__INSTRUCTIONS TO FOLLOW__
Lines containing the word "this" are to be counted; state their number and nothing further.

(Records from a data source)
# # # # #

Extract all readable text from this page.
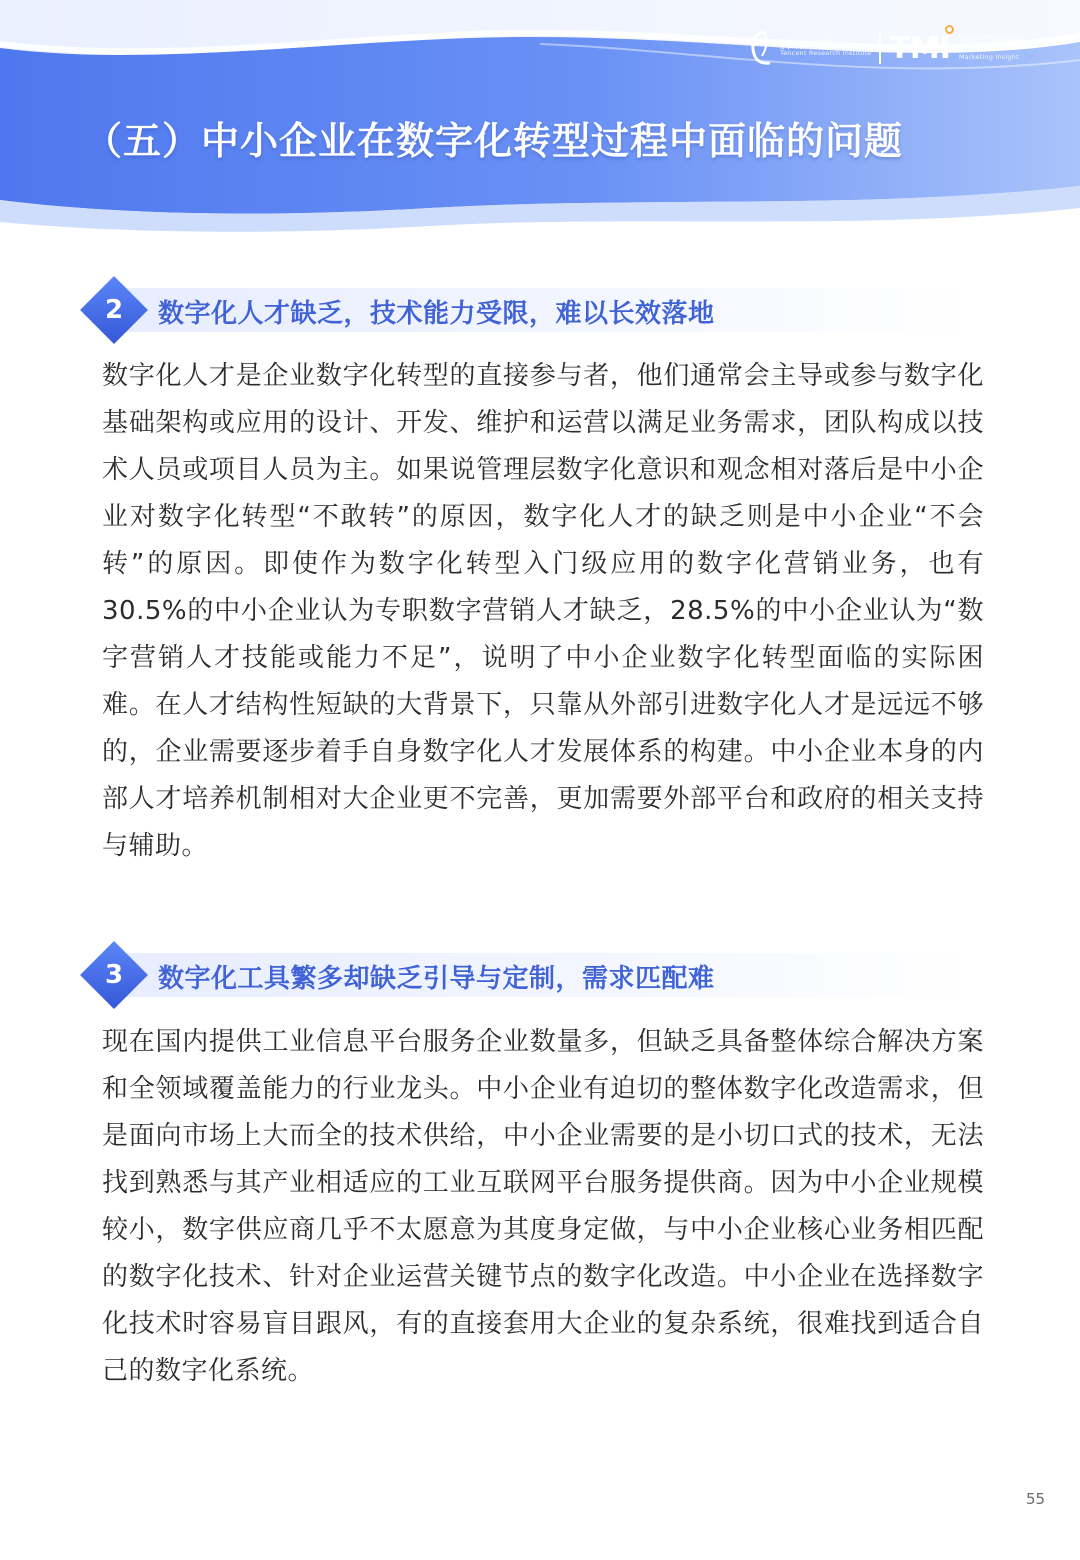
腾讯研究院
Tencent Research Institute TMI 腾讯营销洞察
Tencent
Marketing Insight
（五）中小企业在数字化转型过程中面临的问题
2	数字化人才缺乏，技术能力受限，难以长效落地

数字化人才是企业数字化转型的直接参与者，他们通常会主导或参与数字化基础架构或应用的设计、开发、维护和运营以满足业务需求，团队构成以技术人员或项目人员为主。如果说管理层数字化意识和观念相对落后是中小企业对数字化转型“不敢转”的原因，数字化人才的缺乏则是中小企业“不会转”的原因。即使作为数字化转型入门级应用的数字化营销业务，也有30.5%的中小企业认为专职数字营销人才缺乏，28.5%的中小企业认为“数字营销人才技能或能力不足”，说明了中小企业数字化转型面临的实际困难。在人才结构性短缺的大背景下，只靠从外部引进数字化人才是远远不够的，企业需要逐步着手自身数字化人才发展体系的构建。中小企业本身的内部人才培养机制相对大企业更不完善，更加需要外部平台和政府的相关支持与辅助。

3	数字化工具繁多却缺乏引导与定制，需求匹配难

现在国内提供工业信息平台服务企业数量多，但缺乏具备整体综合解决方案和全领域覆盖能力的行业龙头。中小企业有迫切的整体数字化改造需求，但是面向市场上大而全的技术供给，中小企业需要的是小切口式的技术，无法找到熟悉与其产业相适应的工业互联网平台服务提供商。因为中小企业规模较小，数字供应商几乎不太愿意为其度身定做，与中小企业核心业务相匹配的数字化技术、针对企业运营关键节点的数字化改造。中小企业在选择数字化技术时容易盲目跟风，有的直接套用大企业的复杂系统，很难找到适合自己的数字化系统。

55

# # # # #

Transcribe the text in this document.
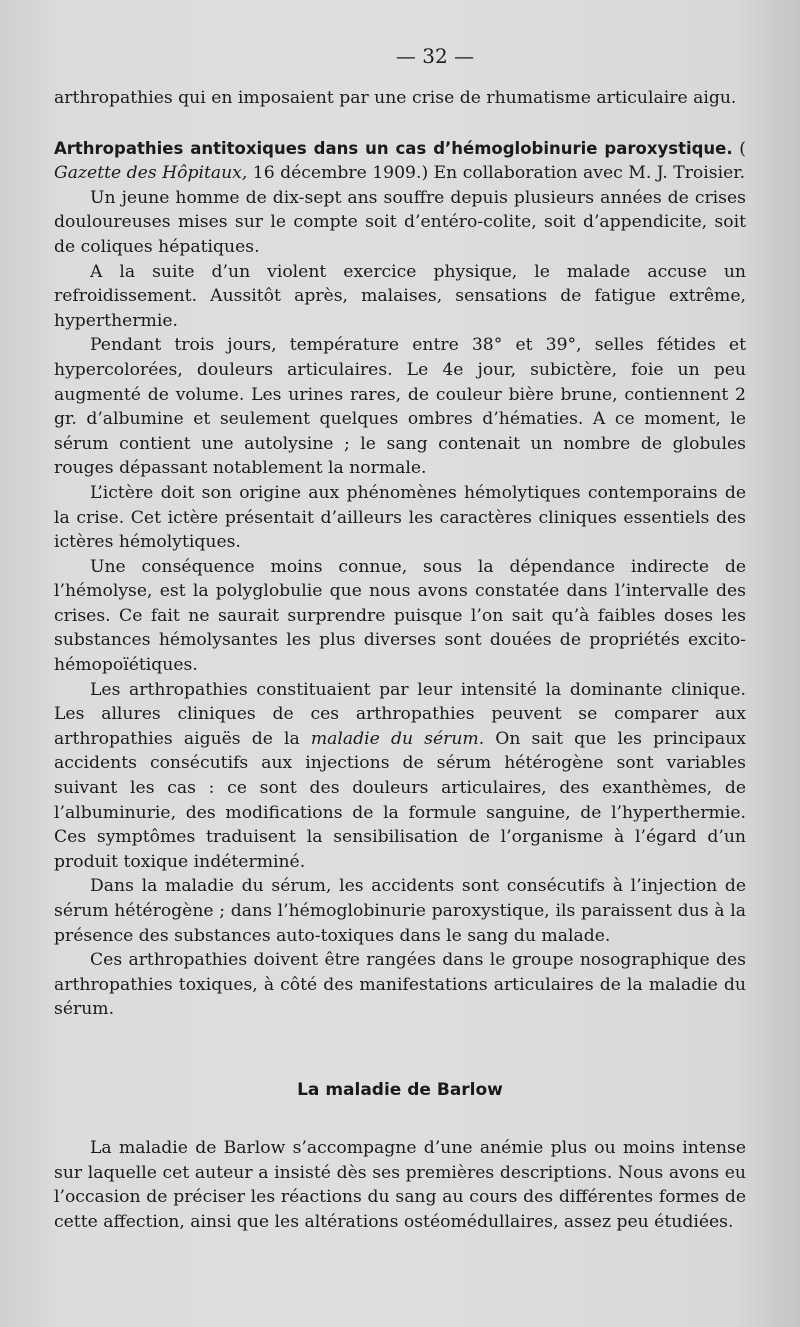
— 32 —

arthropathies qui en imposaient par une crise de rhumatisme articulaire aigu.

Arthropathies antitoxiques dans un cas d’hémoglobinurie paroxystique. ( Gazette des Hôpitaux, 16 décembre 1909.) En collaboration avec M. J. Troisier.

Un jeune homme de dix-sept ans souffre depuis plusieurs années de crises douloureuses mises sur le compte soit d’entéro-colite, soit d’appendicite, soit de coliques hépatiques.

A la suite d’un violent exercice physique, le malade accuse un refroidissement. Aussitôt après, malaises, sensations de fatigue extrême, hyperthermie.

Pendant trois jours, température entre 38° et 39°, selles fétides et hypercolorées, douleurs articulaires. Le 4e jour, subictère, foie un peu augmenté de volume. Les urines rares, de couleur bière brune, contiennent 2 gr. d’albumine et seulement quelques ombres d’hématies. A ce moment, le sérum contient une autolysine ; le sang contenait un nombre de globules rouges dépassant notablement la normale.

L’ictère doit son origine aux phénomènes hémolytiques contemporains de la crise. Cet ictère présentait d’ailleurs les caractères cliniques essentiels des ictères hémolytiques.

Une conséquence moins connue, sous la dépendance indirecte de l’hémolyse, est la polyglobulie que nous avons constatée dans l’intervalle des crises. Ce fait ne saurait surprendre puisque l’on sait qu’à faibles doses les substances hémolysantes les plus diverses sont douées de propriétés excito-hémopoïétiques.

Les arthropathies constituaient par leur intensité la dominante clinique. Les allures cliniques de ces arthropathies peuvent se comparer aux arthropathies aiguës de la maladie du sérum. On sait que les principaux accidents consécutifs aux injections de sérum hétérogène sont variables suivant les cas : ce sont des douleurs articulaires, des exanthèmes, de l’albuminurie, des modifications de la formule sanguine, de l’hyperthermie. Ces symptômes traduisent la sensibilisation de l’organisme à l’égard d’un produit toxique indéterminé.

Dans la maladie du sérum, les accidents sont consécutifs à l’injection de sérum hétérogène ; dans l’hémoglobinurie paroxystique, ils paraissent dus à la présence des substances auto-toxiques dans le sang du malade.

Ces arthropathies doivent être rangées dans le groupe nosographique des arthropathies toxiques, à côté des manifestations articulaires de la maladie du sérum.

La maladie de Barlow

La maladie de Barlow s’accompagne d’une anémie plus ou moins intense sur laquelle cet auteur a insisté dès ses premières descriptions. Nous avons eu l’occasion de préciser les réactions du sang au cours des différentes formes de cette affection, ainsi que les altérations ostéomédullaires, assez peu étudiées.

# # # # #

__TASK RESPONSE__
2